# Entries
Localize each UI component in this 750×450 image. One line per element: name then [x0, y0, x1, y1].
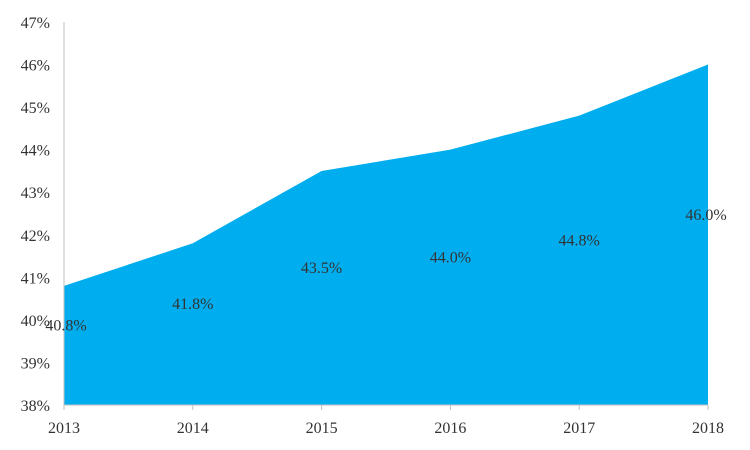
- y-tick-label: 38%: [21, 398, 50, 415]
- y-axis-ticks: 38% 39% 40% 41% 42% 43% 44% 45% 46% 47%: [21, 15, 50, 415]
- x-tick-label: 2014: [177, 420, 209, 437]
- y-tick-label: 42%: [21, 228, 50, 245]
- data-labels: 40.8% 41.8% 43.5% 44.0% 44.8% 46.0%: [45, 207, 726, 335]
- area-series: [64, 64, 708, 406]
- x-tick-label: 2017: [563, 420, 595, 437]
- area-layer: [64, 64, 708, 406]
- y-tick-label: 47%: [21, 15, 50, 32]
- y-tick-label: 43%: [21, 185, 50, 202]
- x-tick-label: 2015: [306, 420, 338, 437]
- y-tick-label: 41%: [21, 270, 50, 287]
- data-label: 44.8%: [559, 232, 600, 249]
- x-tick-label: 2013: [48, 420, 80, 437]
- x-axis-ticks: 2013 2014 2015 2016 2017 2018: [48, 405, 724, 437]
- x-tick-label: 2016: [434, 420, 466, 437]
- x-tick-label: 2018: [692, 420, 724, 437]
- data-label: 46.0%: [685, 207, 726, 224]
- data-label: 44.0%: [430, 249, 471, 266]
- data-label: 43.5%: [301, 260, 342, 277]
- data-label: 40.8%: [45, 317, 86, 334]
- y-tick-label: 40%: [21, 313, 50, 330]
- axis-layer: [63, 22, 708, 406]
- y-tick-label: 39%: [21, 355, 50, 372]
- data-label: 41.8%: [172, 296, 213, 313]
- y-tick-label: 45%: [21, 100, 50, 117]
- y-tick-label: 46%: [21, 58, 50, 75]
- y-tick-label: 44%: [21, 143, 50, 160]
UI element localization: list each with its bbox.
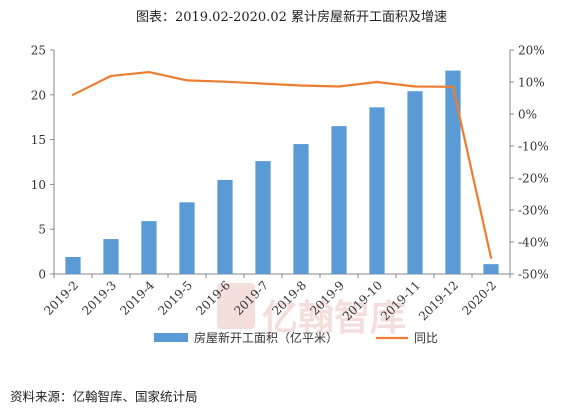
bar	[369, 107, 385, 275]
y-tick-label-right: 20%	[518, 44, 545, 58]
line-point	[413, 85, 417, 88]
bar	[483, 264, 499, 274]
line-series	[71, 70, 493, 259]
line-point	[299, 84, 303, 87]
y-tick-label-right: -10%	[518, 140, 549, 154]
y-tick-label-right: -30%	[518, 204, 549, 218]
line-point	[337, 85, 341, 88]
x-tick-label: 2019-4	[117, 278, 157, 318]
bar	[255, 161, 271, 274]
line-point	[185, 79, 189, 82]
x-tick-label: 2019-12	[416, 278, 461, 323]
x-tick-label: 2020-2	[459, 278, 499, 318]
legend: 房屋新开工面积（亿平米） 同比	[154, 330, 438, 345]
bar	[141, 221, 157, 274]
bar	[407, 91, 423, 274]
bar	[445, 70, 461, 274]
y-tick-label-left: 20	[31, 88, 46, 102]
y-tick-label-right: 10%	[518, 76, 545, 90]
line-point	[223, 80, 227, 83]
bar	[179, 202, 195, 274]
svg-text:亿翰智库: 亿翰智库	[262, 297, 406, 339]
watermark-logo: 亿翰智库	[217, 283, 406, 339]
y-tick-label-right: 0%	[518, 108, 537, 122]
x-tick-label: 2019-5	[155, 278, 195, 318]
line-point	[451, 85, 455, 89]
y-tick-label-left: 0	[38, 268, 46, 282]
legend-label-bar: 房屋新开工面积（亿平米）	[194, 330, 338, 345]
bar	[331, 126, 347, 274]
x-tick-label: 2019-2	[41, 278, 81, 318]
line-point	[71, 93, 75, 97]
line-point	[109, 74, 113, 78]
source-note: 资料来源：亿翰智库、国家统计局	[10, 389, 198, 404]
bar	[65, 256, 81, 274]
bar	[217, 179, 233, 274]
legend-label-line: 同比	[414, 331, 438, 345]
bar	[103, 239, 119, 274]
line-point	[261, 82, 265, 85]
bar-series	[65, 70, 499, 275]
y-tick-label-left: 15	[31, 133, 46, 147]
line-point	[147, 70, 151, 74]
bar	[293, 144, 309, 274]
y-tick-label-right: -20%	[518, 172, 549, 186]
y-tick-label-left: 10	[31, 178, 46, 192]
series-line	[72, 70, 493, 258]
y-tick-label-left: 5	[38, 223, 46, 237]
legend-swatch-bar	[154, 333, 188, 342]
y-tick-label-left: 25	[31, 44, 46, 58]
line-point	[489, 256, 493, 259]
line-point	[375, 80, 379, 84]
chart-title: 图表：2019.02-2020.02 累计房屋新开工面积及增速	[135, 10, 448, 25]
x-tick-label: 2019-3	[79, 278, 119, 318]
y-tick-label-right: -50%	[518, 268, 549, 282]
y-tick-label-right: -40%	[518, 236, 549, 250]
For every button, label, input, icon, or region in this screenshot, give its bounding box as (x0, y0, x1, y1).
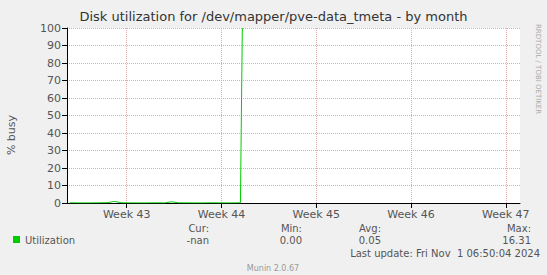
svg-text:Disk utilization for /dev/mapp: Disk utilization for /dev/mapper/pve-dat… (79, 9, 467, 24)
svg-text:Week 45: Week 45 (292, 208, 340, 221)
svg-text:90: 90 (47, 39, 61, 52)
svg-text:0.05: 0.05 (359, 235, 381, 246)
svg-text:50: 50 (47, 109, 61, 122)
svg-text:Utilization: Utilization (25, 235, 75, 246)
svg-text:Last update: Fri Nov 1 06:50:: Last update: Fri Nov 1 06:50:04 2024 (350, 248, 540, 259)
svg-text:0: 0 (54, 197, 61, 210)
svg-text:60: 60 (47, 92, 61, 105)
svg-text:30: 30 (47, 144, 61, 157)
svg-text:70: 70 (47, 74, 61, 87)
svg-text:0.00: 0.00 (280, 235, 302, 246)
svg-text:-nan: -nan (187, 235, 209, 246)
svg-text:Week 44: Week 44 (198, 208, 246, 221)
svg-text:% busy: % busy (5, 114, 18, 155)
svg-text:Week 46: Week 46 (387, 208, 435, 221)
svg-text:40: 40 (47, 127, 61, 140)
svg-text:Week 43: Week 43 (103, 208, 151, 221)
svg-text:Max:: Max: (507, 223, 531, 234)
svg-text:RRDTOOL / TOBI OETIKER: RRDTOOL / TOBI OETIKER (534, 24, 542, 114)
svg-text:10: 10 (47, 179, 61, 192)
svg-text:Min:: Min: (281, 223, 302, 234)
svg-text:80: 80 (47, 57, 61, 70)
svg-text:Cur:: Cur: (188, 223, 209, 234)
svg-text:Avg:: Avg: (359, 223, 381, 234)
svg-text:20: 20 (47, 162, 61, 175)
svg-text:Week 47: Week 47 (482, 208, 530, 221)
svg-text:Munin 2.0.67: Munin 2.0.67 (247, 264, 299, 273)
svg-text:16.31: 16.31 (502, 235, 531, 246)
svg-text:100: 100 (40, 22, 61, 35)
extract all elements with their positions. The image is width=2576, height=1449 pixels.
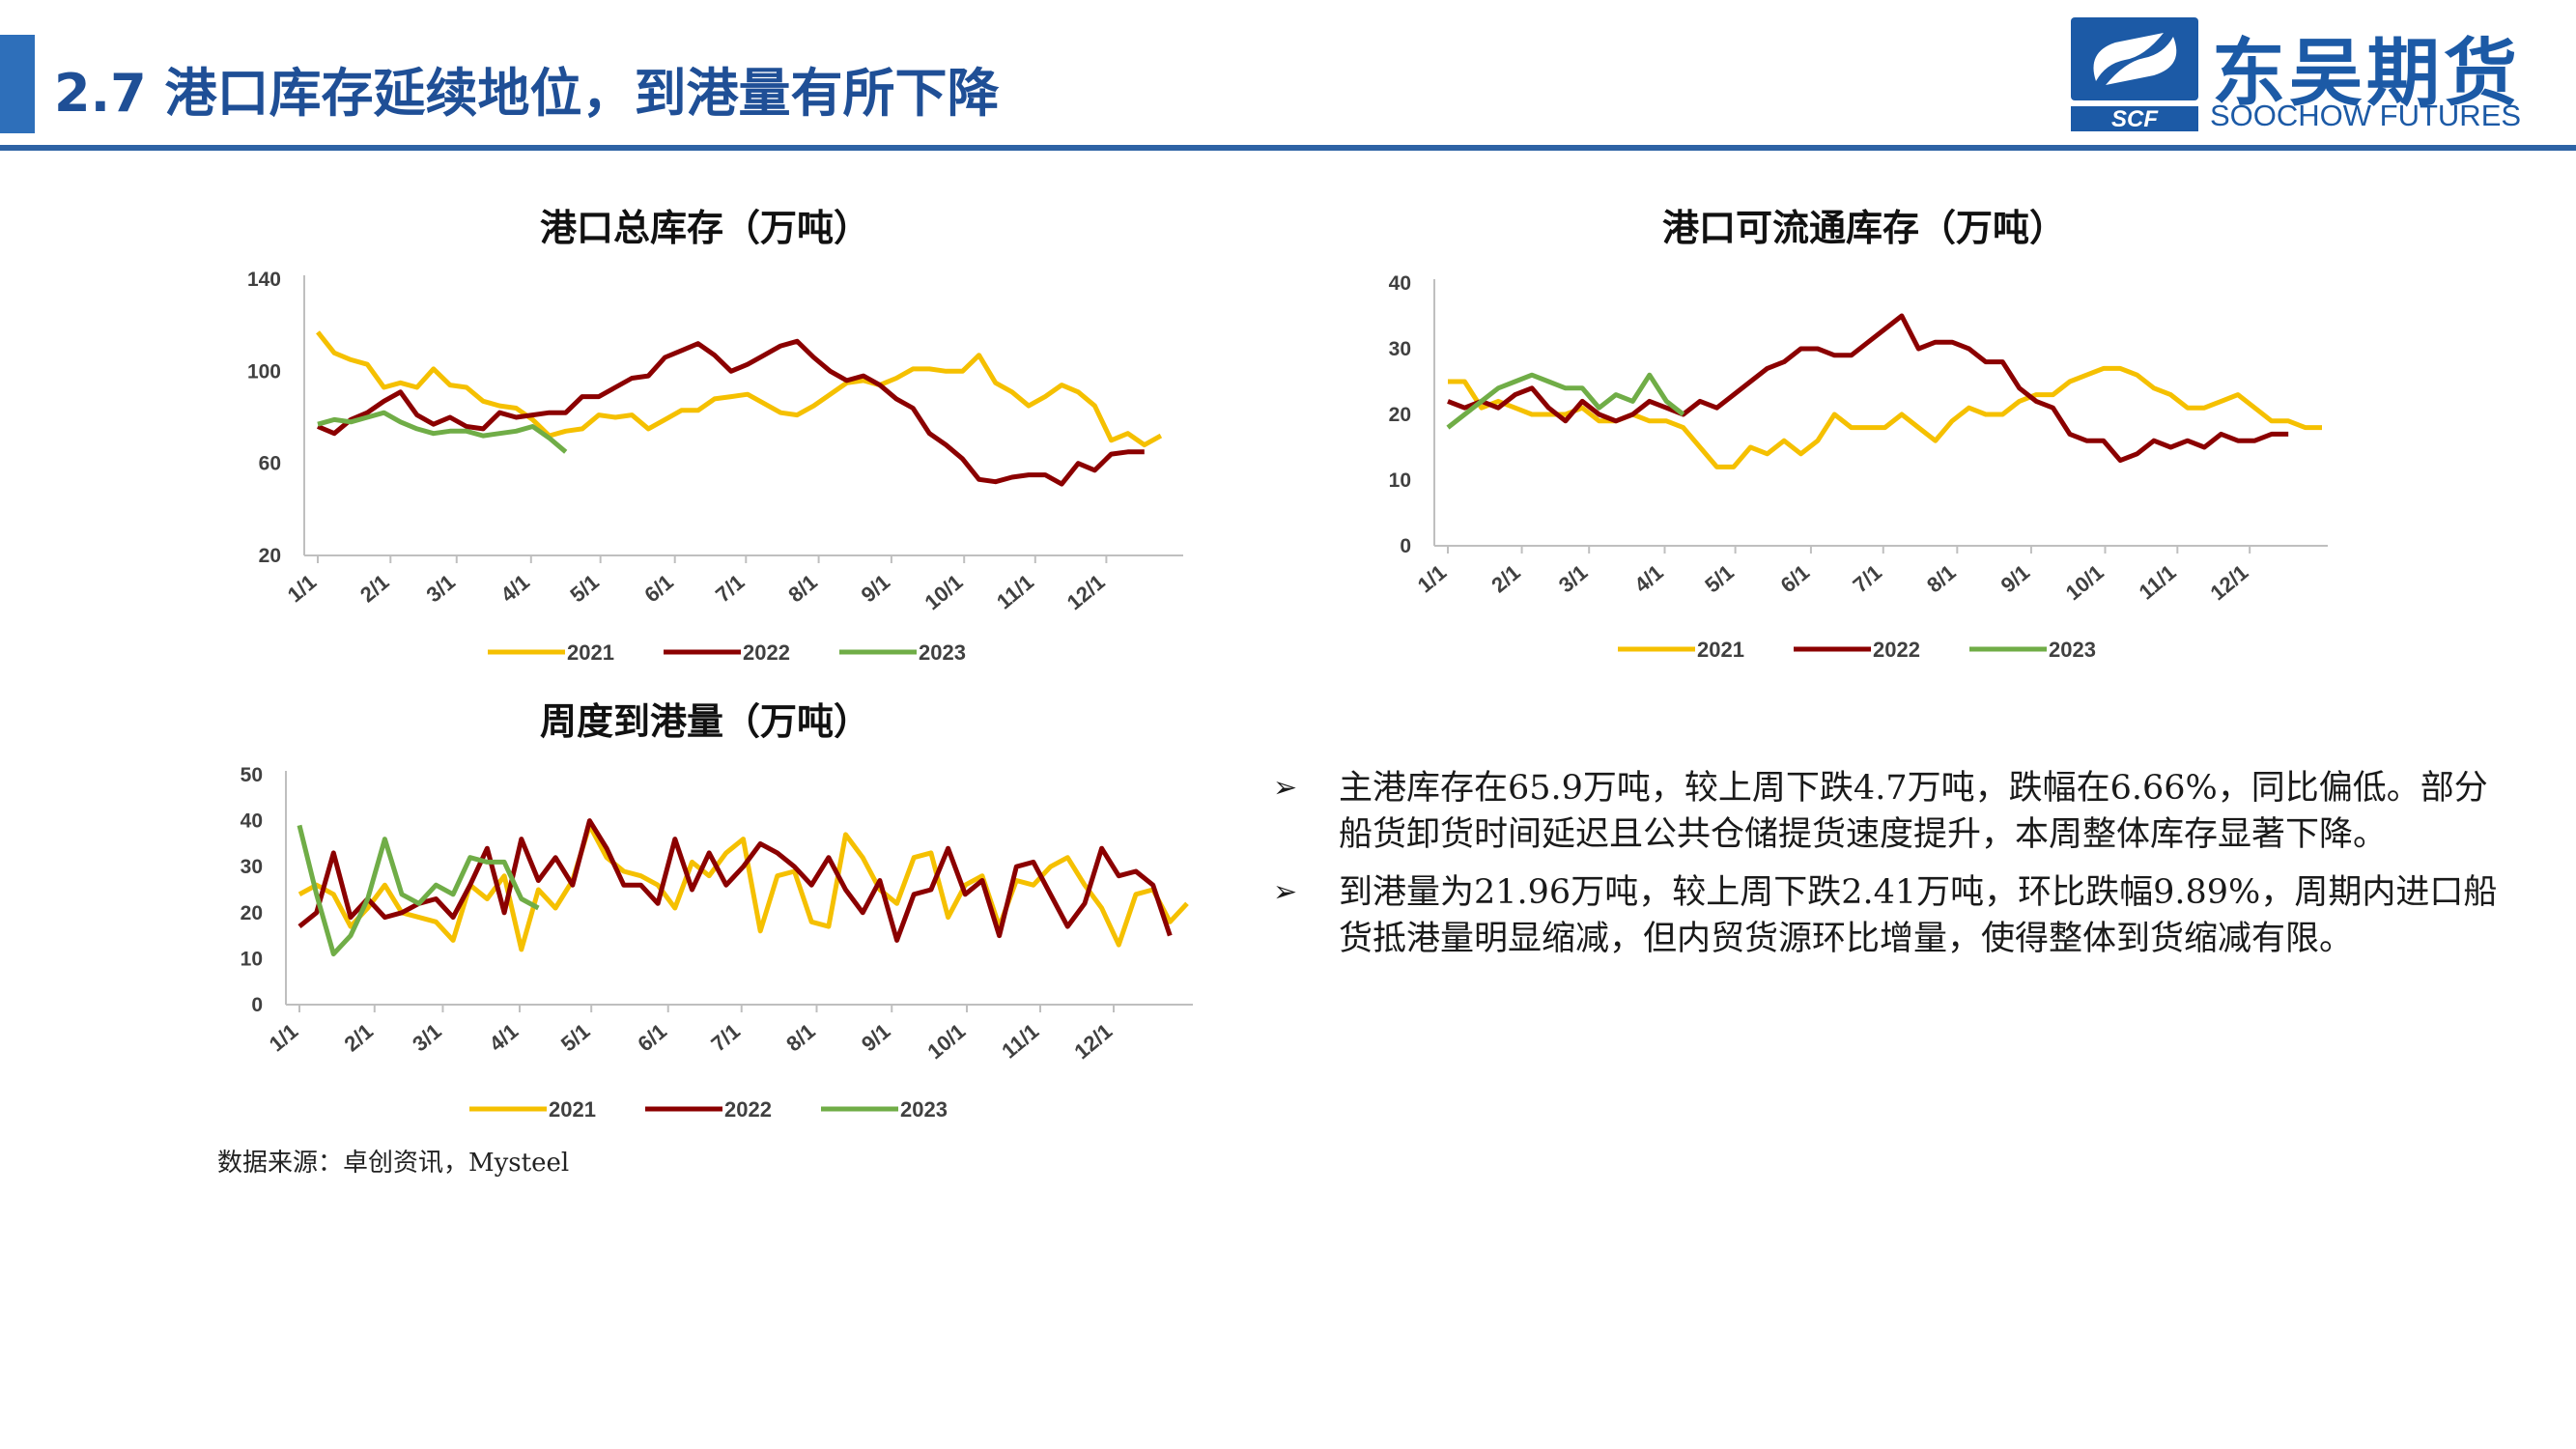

# Task to carry out
Copy out all of the data above word for word, leaving out the pictures.

# Completed task
Localize each UI component in this 750×450 image. One line per element: name then [x0, y0, x1, y1].
- y-tick-label: 38%: [21, 398, 50, 415]
- y-axis-ticks: 38% 39% 40% 41% 42% 43% 44% 45% 46% 47%: [21, 15, 50, 415]
- x-tick-label: 2014: [177, 420, 209, 437]
- y-tick-label: 42%: [21, 228, 50, 245]
- data-labels: 40.8% 41.8% 43.5% 44.0% 44.8% 46.0%: [45, 207, 726, 335]
- area-series: [64, 64, 708, 406]
- x-tick-label: 2017: [563, 420, 595, 437]
- area-layer: [64, 64, 708, 406]
- y-tick-label: 47%: [21, 15, 50, 32]
- y-tick-label: 43%: [21, 185, 50, 202]
- x-tick-label: 2015: [306, 420, 338, 437]
- y-tick-label: 41%: [21, 270, 50, 287]
- data-label: 44.8%: [559, 232, 600, 249]
- x-tick-label: 2013: [48, 420, 80, 437]
- x-axis-ticks: 2013 2014 2015 2016 2017 2018: [48, 405, 724, 437]
- x-tick-label: 2016: [434, 420, 466, 437]
- x-tick-label: 2018: [692, 420, 724, 437]
- data-label: 46.0%: [685, 207, 726, 224]
- data-label: 44.0%: [430, 249, 471, 266]
- data-label: 43.5%: [301, 260, 342, 277]
- data-label: 40.8%: [45, 317, 86, 334]
- y-tick-label: 40%: [21, 313, 50, 330]
- axis-layer: [63, 22, 708, 406]
- y-tick-label: 39%: [21, 355, 50, 372]
- data-label: 41.8%: [172, 296, 213, 313]
- y-tick-label: 45%: [21, 100, 50, 117]
- y-tick-label: 46%: [21, 58, 50, 75]
- y-tick-label: 44%: [21, 143, 50, 160]
UI element localization: list each with its bbox.
bar	[369, 107, 385, 275]
y-tick-label-right: 20%	[518, 44, 545, 58]
line-point	[413, 85, 417, 88]
bar	[483, 264, 499, 274]
line-series	[71, 70, 493, 259]
line-point	[299, 84, 303, 87]
y-tick-label-right: -10%	[518, 140, 549, 154]
y-tick-label-right: -30%	[518, 204, 549, 218]
line-point	[337, 85, 341, 88]
x-tick-label: 2019-4	[117, 278, 157, 318]
bar	[255, 161, 271, 274]
line-point	[185, 79, 189, 82]
x-tick-label: 2019-12	[416, 278, 461, 323]
x-tick-label: 2020-2	[459, 278, 499, 318]
legend: 房屋新开工面积（亿平米） 同比	[154, 330, 438, 345]
bar	[141, 221, 157, 274]
bar	[407, 91, 423, 274]
bar	[445, 70, 461, 274]
y-tick-label-left: 20	[31, 88, 46, 102]
y-tick-label-right: 10%	[518, 76, 545, 90]
line-point	[223, 80, 227, 83]
bar	[179, 202, 195, 274]
svg-text:亿翰智库: 亿翰智库	[262, 297, 406, 339]
watermark-logo: 亿翰智库	[217, 283, 406, 339]
y-tick-label-right: 0%	[518, 108, 537, 122]
x-tick-label: 2019-5	[155, 278, 195, 318]
line-point	[451, 85, 455, 89]
y-tick-label-left: 0	[38, 268, 46, 282]
legend-label-bar: 房屋新开工面积（亿平米）	[194, 330, 338, 345]
bar	[331, 126, 347, 274]
x-tick-label: 2019-2	[41, 278, 81, 318]
line-point	[71, 93, 75, 97]
line-point	[109, 74, 113, 78]
source-note: 资料来源：亿翰智库、国家统计局	[10, 389, 198, 404]
bar	[65, 256, 81, 274]
bar	[217, 179, 233, 274]
legend-label-line: 同比	[414, 331, 438, 345]
bar	[103, 239, 119, 274]
line-point	[261, 82, 265, 85]
bar-series	[65, 70, 499, 275]
y-tick-label-left: 15	[31, 133, 46, 147]
line-point	[147, 70, 151, 74]
bar	[293, 144, 309, 274]
y-tick-label-right: -20%	[518, 172, 549, 186]
y-tick-label-left: 10	[31, 178, 46, 192]
series-line	[72, 70, 493, 258]
y-tick-label-left: 5	[38, 223, 46, 237]
legend-swatch-bar	[154, 333, 188, 342]
y-tick-label-left: 25	[31, 44, 46, 58]
line-point	[489, 256, 493, 259]
line-point	[375, 80, 379, 84]
chart-title: 图表：2019.02-2020.02 累计房屋新开工面积及增速	[135, 10, 448, 25]
x-tick-label: 2019-3	[79, 278, 119, 318]
y-tick-label-right: -50%	[518, 268, 549, 282]
y-tick-label-right: -40%	[518, 236, 549, 250]
For every button, label, input, icon, or region in this screenshot, give its bounding box as (x0, y0, x1, y1).
svg-text:Disk utilization for /dev/mapp: Disk utilization for /dev/mapper/pve-dat… (79, 9, 467, 24)
svg-text:Week 45: Week 45 (292, 208, 340, 221)
svg-text:90: 90 (47, 39, 61, 52)
svg-text:0.05: 0.05 (359, 235, 381, 246)
svg-text:50: 50 (47, 109, 61, 122)
svg-text:Utilization: Utilization (25, 235, 75, 246)
svg-text:Last update: Fri Nov 1 06:50:: Last update: Fri Nov 1 06:50:04 2024 (350, 248, 540, 259)
svg-text:0: 0 (54, 197, 61, 210)
svg-text:60: 60 (47, 92, 61, 105)
svg-text:30: 30 (47, 144, 61, 157)
svg-text:70: 70 (47, 74, 61, 87)
svg-text:0.00: 0.00 (280, 235, 302, 246)
svg-text:-nan: -nan (187, 235, 209, 246)
svg-text:Week 44: Week 44 (198, 208, 246, 221)
svg-text:% busy: % busy (5, 114, 18, 155)
svg-text:Week 46: Week 46 (387, 208, 435, 221)
svg-text:40: 40 (47, 127, 61, 140)
svg-text:Week 43: Week 43 (103, 208, 151, 221)
svg-text:Max:: Max: (507, 223, 531, 234)
svg-text:RRDTOOL / TOBI OETIKER: RRDTOOL / TOBI OETIKER (534, 24, 542, 114)
svg-text:10: 10 (47, 179, 61, 192)
svg-text:Min:: Min: (281, 223, 302, 234)
svg-text:80: 80 (47, 57, 61, 70)
svg-text:Cur:: Cur: (188, 223, 209, 234)
svg-text:Avg:: Avg: (359, 223, 381, 234)
svg-text:20: 20 (47, 162, 61, 175)
svg-text:Week 47: Week 47 (482, 208, 530, 221)
svg-text:Munin 2.0.67: Munin 2.0.67 (247, 264, 299, 273)
svg-text:16.31: 16.31 (502, 235, 531, 246)
svg-text:100: 100 (40, 22, 61, 35)
extract all elements with their positions. The image is width=2576, height=1449 pixels.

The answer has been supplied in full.